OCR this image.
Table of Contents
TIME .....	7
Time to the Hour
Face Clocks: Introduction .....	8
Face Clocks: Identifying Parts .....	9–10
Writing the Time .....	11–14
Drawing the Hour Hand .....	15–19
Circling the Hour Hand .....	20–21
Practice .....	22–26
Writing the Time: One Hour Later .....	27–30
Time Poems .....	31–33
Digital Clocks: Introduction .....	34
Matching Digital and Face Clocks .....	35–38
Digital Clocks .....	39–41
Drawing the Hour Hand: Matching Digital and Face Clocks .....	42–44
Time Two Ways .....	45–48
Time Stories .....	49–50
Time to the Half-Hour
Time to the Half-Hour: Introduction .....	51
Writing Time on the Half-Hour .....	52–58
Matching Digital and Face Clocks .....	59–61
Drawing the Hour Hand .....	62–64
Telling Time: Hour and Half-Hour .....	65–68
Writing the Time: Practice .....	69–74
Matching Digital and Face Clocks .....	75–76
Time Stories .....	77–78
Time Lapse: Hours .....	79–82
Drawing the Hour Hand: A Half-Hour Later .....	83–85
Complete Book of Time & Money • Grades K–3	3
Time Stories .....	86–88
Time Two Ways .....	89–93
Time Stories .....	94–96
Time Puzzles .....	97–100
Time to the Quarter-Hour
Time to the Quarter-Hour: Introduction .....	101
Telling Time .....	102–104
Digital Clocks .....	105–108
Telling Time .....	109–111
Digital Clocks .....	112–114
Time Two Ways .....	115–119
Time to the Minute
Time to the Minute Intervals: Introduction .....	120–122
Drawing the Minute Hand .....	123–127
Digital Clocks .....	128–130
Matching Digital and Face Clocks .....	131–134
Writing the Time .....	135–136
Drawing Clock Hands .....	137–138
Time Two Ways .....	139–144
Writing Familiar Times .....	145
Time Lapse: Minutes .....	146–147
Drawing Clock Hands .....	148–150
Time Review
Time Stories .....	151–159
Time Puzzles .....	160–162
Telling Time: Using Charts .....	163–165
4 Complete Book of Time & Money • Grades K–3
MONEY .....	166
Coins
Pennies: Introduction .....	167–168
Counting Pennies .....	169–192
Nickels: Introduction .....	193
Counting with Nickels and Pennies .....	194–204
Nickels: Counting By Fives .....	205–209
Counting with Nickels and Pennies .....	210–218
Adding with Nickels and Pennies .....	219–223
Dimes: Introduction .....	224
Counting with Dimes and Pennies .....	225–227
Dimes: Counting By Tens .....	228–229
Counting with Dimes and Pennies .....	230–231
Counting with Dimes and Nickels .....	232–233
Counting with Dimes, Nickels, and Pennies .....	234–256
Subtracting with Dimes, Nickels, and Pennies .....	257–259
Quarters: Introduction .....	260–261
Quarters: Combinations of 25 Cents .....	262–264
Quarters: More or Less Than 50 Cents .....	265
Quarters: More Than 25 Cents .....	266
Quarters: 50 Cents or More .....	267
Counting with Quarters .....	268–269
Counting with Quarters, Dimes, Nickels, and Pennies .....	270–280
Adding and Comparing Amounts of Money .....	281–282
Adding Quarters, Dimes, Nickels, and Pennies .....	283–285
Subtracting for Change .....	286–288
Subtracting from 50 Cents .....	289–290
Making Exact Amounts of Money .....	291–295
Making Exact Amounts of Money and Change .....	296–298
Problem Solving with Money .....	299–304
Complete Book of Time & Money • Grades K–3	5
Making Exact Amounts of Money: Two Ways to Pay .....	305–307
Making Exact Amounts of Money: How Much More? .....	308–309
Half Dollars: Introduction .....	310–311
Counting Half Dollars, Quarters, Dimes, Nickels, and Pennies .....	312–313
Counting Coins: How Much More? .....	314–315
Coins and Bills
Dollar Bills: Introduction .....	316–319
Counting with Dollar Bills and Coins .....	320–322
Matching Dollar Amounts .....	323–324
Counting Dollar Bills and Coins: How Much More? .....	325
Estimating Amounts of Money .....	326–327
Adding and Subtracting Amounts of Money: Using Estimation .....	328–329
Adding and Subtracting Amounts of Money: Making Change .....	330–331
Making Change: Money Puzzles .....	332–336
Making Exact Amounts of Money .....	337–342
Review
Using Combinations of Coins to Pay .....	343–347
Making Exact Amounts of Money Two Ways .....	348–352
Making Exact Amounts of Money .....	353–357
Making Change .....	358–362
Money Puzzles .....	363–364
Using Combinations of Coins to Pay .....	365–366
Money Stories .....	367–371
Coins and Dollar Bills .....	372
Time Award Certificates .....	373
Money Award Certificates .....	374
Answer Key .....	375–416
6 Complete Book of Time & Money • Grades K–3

◆ Written task
Identify the lines that contain the string "Combinations", and copy every one of them.

◆ Solution for this exercise
Quarters: Combinations of 25 Cents .....	262–264
Using Combinations of Coins to Pay .....	343–347
Using Combinations of Coins to Pay .....	365–366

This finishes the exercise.